▶ _TO BE DONE_
Copy out each of the rows below verbatim, keeping every line in its original order.

▶ _EXERCISE INPUT_

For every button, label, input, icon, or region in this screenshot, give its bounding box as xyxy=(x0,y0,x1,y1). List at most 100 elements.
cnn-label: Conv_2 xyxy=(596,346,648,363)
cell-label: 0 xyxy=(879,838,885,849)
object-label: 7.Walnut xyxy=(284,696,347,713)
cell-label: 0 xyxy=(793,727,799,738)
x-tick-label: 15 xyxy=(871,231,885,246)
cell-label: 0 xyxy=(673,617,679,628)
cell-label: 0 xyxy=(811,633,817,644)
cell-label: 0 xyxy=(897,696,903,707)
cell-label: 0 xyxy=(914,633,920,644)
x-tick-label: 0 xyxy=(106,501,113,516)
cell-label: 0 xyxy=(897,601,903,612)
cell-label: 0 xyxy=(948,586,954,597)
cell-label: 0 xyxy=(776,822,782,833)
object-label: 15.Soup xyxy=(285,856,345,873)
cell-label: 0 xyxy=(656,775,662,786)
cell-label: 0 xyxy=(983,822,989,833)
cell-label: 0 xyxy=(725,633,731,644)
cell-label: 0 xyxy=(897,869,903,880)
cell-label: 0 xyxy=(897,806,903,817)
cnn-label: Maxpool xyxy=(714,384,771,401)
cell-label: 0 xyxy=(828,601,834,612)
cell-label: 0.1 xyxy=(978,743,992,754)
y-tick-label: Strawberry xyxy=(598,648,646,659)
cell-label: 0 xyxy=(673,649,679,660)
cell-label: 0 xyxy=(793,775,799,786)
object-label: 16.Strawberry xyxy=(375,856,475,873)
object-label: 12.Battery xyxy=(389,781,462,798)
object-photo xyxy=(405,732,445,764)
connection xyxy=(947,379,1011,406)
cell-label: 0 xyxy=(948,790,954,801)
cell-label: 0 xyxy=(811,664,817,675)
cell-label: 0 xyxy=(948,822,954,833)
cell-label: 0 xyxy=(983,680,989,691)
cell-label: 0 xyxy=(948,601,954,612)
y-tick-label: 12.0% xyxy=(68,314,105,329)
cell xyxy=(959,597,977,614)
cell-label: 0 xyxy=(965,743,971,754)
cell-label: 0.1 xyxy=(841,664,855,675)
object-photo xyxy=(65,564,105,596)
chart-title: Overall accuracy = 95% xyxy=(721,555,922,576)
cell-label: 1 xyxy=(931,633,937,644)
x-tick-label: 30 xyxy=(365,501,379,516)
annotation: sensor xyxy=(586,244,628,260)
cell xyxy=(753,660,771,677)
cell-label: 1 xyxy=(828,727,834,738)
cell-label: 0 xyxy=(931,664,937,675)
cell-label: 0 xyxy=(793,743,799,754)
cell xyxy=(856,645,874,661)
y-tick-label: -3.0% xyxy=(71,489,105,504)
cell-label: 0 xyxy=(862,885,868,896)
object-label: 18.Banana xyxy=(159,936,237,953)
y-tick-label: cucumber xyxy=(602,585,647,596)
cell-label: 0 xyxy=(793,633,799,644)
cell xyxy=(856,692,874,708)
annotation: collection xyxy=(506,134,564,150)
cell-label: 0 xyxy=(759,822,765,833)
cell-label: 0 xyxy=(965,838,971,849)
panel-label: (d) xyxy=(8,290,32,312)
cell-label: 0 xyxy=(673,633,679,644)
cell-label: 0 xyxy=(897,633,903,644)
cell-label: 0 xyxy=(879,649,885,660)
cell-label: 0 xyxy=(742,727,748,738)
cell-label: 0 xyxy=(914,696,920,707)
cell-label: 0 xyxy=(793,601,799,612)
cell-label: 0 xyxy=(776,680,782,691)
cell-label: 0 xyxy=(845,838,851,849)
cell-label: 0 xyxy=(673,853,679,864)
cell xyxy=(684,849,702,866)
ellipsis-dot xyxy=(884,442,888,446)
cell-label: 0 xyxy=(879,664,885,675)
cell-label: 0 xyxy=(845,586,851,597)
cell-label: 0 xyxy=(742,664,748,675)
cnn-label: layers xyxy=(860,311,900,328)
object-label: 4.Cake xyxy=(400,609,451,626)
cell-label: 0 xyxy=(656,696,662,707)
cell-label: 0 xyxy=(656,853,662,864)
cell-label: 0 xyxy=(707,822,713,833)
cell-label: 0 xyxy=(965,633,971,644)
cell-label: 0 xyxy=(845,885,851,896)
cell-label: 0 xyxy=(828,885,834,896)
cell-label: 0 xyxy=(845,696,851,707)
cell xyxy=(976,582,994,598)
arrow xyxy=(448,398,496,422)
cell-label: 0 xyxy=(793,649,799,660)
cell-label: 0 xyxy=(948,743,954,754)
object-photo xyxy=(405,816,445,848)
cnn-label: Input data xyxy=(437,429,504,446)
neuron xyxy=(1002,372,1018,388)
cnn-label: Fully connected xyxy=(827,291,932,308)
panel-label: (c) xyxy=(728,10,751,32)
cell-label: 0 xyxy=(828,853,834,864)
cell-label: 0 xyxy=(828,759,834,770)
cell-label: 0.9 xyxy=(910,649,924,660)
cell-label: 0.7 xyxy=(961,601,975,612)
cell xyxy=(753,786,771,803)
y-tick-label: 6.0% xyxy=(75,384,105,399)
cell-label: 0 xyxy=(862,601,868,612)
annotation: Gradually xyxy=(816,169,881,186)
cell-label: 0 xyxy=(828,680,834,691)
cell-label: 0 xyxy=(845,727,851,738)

▶ _TASK OUTPUT_
For every button, label, input, icon, or region in this screenshot, give its bounding box as xyxy=(x0,y0,x1,y1). List at most 100 elements.
cnn-label: Conv_2 xyxy=(596,346,648,363)
cell-label: 0 xyxy=(879,838,885,849)
object-label: 7.Walnut xyxy=(284,696,347,713)
cell-label: 0 xyxy=(793,727,799,738)
x-tick-label: 15 xyxy=(871,231,885,246)
cell-label: 0 xyxy=(673,617,679,628)
cell-label: 0 xyxy=(811,633,817,644)
cell-label: 0 xyxy=(897,696,903,707)
cell-label: 0 xyxy=(914,633,920,644)
x-tick-label: 0 xyxy=(106,501,113,516)
cell-label: 0 xyxy=(897,601,903,612)
cell-label: 0 xyxy=(948,586,954,597)
cell-label: 0 xyxy=(776,822,782,833)
object-label: 15.Soup xyxy=(285,856,345,873)
cell-label: 0 xyxy=(656,775,662,786)
cell-label: 0 xyxy=(983,822,989,833)
cell-label: 0 xyxy=(725,633,731,644)
cell-label: 0 xyxy=(897,869,903,880)
cell-label: 0 xyxy=(897,806,903,817)
cnn-label: Maxpool xyxy=(714,384,771,401)
cell-label: 0 xyxy=(828,601,834,612)
cell-label: 0.1 xyxy=(978,743,992,754)
y-tick-label: Strawberry xyxy=(598,648,646,659)
cell-label: 0 xyxy=(673,649,679,660)
cell-label: 0 xyxy=(793,775,799,786)
object-label: 16.Strawberry xyxy=(375,856,475,873)
object-label: 12.Battery xyxy=(389,781,462,798)
object-photo xyxy=(405,732,445,764)
connection xyxy=(947,379,1011,406)
cell-label: 0 xyxy=(948,790,954,801)
cell-label: 0 xyxy=(811,664,817,675)
cell-label: 0 xyxy=(948,822,954,833)
cell-label: 0 xyxy=(983,680,989,691)
cell-label: 0 xyxy=(948,601,954,612)
y-tick-label: 12.0% xyxy=(68,314,105,329)
cell xyxy=(959,597,977,614)
cell-label: 0 xyxy=(965,743,971,754)
cell-label: 0.1 xyxy=(841,664,855,675)
object-photo xyxy=(65,564,105,596)
chart-title: Overall accuracy = 95% xyxy=(721,555,922,576)
cell-label: 1 xyxy=(931,633,937,644)
x-tick-label: 30 xyxy=(365,501,379,516)
annotation: sensor xyxy=(586,244,628,260)
cell xyxy=(753,660,771,677)
cell-label: 1 xyxy=(828,727,834,738)
cell-label: 0 xyxy=(931,664,937,675)
cell-label: 0 xyxy=(793,743,799,754)
cell xyxy=(856,645,874,661)
y-tick-label: -3.0% xyxy=(71,489,105,504)
cell-label: 0 xyxy=(862,885,868,896)
object-label: 18.Banana xyxy=(159,936,237,953)
y-tick-label: cucumber xyxy=(602,585,647,596)
cell-label: 0 xyxy=(793,633,799,644)
cell xyxy=(856,692,874,708)
annotation: collection xyxy=(506,134,564,150)
cell-label: 0 xyxy=(759,822,765,833)
cell-label: 0 xyxy=(965,838,971,849)
panel-label: (d) xyxy=(8,290,32,312)
cell-label: 0 xyxy=(673,633,679,644)
cell-label: 0 xyxy=(897,633,903,644)
cell-label: 0 xyxy=(879,649,885,660)
cell-label: 0 xyxy=(742,727,748,738)
cell-label: 0 xyxy=(914,696,920,707)
cell-label: 0 xyxy=(793,601,799,612)
cell-label: 0 xyxy=(776,680,782,691)
cell-label: 0 xyxy=(845,838,851,849)
cell-label: 0 xyxy=(673,853,679,864)
cell xyxy=(684,849,702,866)
ellipsis-dot xyxy=(884,442,888,446)
cell-label: 0 xyxy=(879,664,885,675)
cell-label: 0 xyxy=(845,586,851,597)
cell-label: 0 xyxy=(742,664,748,675)
cnn-label: layers xyxy=(860,311,900,328)
object-label: 4.Cake xyxy=(400,609,451,626)
cell-label: 0 xyxy=(656,696,662,707)
cell-label: 0 xyxy=(656,853,662,864)
cell-label: 0 xyxy=(707,822,713,833)
cell-label: 0 xyxy=(965,633,971,644)
cell-label: 0 xyxy=(845,885,851,896)
cell-label: 0 xyxy=(828,885,834,896)
cell-label: 0 xyxy=(845,696,851,707)
cell xyxy=(976,582,994,598)
arrow xyxy=(448,398,496,422)
cell-label: 0 xyxy=(793,649,799,660)
cell-label: 0 xyxy=(948,743,954,754)
object-photo xyxy=(405,816,445,848)
cnn-label: Input data xyxy=(437,429,504,446)
neuron xyxy=(1002,372,1018,388)
cnn-label: Fully connected xyxy=(827,291,932,308)
panel-label: (c) xyxy=(728,10,751,32)
cell-label: 0 xyxy=(828,853,834,864)
cell-label: 0 xyxy=(828,759,834,770)
cell-label: 0.9 xyxy=(910,649,924,660)
cell-label: 0.7 xyxy=(961,601,975,612)
cell xyxy=(753,786,771,803)
y-tick-label: 6.0% xyxy=(75,384,105,399)
cell-label: 0 xyxy=(862,601,868,612)
annotation: Gradually xyxy=(816,169,881,186)
cell-label: 0 xyxy=(828,680,834,691)
cell-label: 0 xyxy=(845,727,851,738)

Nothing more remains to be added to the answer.